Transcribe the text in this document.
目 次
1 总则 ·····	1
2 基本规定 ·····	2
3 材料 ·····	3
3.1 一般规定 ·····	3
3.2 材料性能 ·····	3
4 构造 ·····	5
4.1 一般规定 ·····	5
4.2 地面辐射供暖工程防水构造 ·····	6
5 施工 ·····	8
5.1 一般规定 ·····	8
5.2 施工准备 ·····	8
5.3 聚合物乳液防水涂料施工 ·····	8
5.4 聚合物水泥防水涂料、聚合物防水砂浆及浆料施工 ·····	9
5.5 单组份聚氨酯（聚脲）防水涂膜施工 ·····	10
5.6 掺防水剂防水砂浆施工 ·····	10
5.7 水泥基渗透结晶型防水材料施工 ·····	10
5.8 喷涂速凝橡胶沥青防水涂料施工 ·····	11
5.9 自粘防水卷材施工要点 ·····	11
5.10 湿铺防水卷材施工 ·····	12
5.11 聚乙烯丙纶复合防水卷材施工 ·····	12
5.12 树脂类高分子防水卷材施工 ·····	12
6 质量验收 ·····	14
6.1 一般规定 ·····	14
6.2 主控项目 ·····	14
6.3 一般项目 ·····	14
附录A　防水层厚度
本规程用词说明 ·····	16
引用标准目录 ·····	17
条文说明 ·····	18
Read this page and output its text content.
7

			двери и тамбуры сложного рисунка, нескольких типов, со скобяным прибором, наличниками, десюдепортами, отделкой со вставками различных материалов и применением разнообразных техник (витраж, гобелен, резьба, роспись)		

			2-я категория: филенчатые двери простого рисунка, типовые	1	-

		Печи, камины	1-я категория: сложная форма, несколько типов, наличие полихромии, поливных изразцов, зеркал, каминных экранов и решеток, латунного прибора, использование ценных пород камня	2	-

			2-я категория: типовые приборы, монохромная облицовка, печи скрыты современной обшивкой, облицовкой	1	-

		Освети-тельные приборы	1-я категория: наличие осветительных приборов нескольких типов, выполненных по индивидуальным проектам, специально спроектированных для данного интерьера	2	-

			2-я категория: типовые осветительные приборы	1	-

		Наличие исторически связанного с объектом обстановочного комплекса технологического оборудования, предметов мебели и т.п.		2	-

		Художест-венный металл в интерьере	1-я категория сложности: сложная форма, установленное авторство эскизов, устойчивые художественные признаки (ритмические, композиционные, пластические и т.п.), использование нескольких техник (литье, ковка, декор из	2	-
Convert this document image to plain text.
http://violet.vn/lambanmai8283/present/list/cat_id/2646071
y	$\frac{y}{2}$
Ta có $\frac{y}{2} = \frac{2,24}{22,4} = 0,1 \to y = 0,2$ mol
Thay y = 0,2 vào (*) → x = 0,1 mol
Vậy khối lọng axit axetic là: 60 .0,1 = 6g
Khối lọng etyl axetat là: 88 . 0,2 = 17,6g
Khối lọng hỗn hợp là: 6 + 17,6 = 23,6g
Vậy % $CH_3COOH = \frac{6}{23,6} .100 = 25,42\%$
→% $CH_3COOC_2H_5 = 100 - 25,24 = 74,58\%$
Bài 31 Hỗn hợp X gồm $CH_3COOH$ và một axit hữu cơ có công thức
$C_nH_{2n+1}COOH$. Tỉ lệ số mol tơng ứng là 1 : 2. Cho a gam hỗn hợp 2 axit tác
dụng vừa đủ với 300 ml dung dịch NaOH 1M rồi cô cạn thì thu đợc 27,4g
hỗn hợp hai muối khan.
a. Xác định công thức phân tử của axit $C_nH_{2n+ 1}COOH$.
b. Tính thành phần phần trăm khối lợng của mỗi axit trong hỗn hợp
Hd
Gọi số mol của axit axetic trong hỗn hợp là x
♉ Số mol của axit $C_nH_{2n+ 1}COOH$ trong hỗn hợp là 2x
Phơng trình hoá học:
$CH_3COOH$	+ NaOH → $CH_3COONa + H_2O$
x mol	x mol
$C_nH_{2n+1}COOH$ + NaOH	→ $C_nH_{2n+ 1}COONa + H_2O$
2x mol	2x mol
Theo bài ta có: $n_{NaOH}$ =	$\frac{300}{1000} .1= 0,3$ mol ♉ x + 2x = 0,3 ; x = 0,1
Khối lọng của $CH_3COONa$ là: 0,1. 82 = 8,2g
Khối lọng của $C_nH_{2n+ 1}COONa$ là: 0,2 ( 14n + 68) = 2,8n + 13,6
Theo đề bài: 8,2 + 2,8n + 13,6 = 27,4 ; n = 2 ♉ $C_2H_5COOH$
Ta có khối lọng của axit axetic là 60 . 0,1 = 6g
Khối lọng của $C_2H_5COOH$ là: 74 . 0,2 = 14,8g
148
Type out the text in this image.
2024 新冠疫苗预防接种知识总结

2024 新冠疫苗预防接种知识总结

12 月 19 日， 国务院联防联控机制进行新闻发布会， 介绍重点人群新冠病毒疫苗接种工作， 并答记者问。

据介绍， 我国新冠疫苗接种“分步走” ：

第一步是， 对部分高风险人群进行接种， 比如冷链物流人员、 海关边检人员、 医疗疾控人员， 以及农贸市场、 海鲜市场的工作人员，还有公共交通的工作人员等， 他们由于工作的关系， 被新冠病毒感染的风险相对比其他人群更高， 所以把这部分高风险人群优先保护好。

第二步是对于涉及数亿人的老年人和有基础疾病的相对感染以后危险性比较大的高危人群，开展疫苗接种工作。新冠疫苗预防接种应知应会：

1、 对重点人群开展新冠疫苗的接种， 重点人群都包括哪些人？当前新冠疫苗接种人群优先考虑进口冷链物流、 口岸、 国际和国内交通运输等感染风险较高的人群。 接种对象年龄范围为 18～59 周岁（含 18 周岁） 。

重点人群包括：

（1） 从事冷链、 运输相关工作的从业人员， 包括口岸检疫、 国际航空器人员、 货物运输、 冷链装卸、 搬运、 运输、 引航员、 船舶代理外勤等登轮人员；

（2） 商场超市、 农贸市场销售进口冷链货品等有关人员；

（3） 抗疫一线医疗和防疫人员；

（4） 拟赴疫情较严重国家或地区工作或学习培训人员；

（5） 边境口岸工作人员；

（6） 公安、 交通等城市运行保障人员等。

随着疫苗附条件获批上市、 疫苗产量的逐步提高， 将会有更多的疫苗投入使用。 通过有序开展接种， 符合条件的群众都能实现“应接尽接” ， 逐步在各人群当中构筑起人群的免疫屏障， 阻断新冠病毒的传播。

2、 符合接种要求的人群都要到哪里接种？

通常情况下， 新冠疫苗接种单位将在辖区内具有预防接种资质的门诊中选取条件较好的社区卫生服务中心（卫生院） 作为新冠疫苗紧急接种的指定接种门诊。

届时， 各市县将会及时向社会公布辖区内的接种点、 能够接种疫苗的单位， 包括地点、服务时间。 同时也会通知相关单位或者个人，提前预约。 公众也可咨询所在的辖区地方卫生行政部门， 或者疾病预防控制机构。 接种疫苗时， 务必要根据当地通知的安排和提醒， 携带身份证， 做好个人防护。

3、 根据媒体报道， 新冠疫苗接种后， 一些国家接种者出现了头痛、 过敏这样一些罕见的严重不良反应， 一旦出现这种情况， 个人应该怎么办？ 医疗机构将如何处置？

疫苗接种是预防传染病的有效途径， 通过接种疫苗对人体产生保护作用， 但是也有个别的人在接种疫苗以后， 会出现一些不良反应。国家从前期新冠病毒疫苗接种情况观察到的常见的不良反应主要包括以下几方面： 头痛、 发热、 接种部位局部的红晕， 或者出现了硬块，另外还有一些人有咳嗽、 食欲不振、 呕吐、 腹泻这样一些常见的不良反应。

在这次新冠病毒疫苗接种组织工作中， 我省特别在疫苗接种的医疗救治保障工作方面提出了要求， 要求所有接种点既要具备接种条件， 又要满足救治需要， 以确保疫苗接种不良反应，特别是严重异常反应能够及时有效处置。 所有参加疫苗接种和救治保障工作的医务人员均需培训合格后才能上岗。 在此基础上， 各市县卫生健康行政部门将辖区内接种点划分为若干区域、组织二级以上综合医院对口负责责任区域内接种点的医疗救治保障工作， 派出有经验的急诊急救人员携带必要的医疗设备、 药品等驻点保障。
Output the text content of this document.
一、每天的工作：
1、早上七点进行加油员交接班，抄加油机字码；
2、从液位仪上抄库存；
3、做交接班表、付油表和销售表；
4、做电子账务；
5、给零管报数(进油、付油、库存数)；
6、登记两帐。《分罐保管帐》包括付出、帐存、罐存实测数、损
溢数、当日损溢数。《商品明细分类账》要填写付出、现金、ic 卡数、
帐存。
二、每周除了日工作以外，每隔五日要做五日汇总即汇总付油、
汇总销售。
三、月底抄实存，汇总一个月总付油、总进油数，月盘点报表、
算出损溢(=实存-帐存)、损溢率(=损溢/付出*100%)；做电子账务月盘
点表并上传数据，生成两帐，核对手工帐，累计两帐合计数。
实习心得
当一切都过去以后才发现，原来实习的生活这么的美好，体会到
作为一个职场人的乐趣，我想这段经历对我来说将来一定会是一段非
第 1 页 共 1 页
━━━━━━━━
WHAT THE TASK REQUIRES: Using the listing above, pick out each line that contains the word "категория", then copy it.

REPLY:
			2-я категория: филенчатые двери простого рисунка, типовые	1	-
		Печи, камины	1-я категория: сложная форма, несколько типов, наличие полихромии, поливных изразцов, зеркал, каминных экранов и решеток, латунного прибора, использование ценных пород камня	2	-
			2-я категория: типовые приборы, монохромная облицовка, печи скрыты современной обшивкой, облицовкой	1	-
		Освети-тельные приборы	1-я категория: наличие осветительных приборов нескольких типов, выполненных по индивидуальным проектам, специально спроектированных для данного интерьера	2	-
			2-я категория: типовые осветительные приборы	1	-
		Художест-венный металл в интерьере	1-я категория сложности: сложная форма, установленное авторство эскизов, устойчивые художественные признаки (ритмические, композиционные, пластические и т.п.), использование нескольких техник (литье, ковка, декор из	2	-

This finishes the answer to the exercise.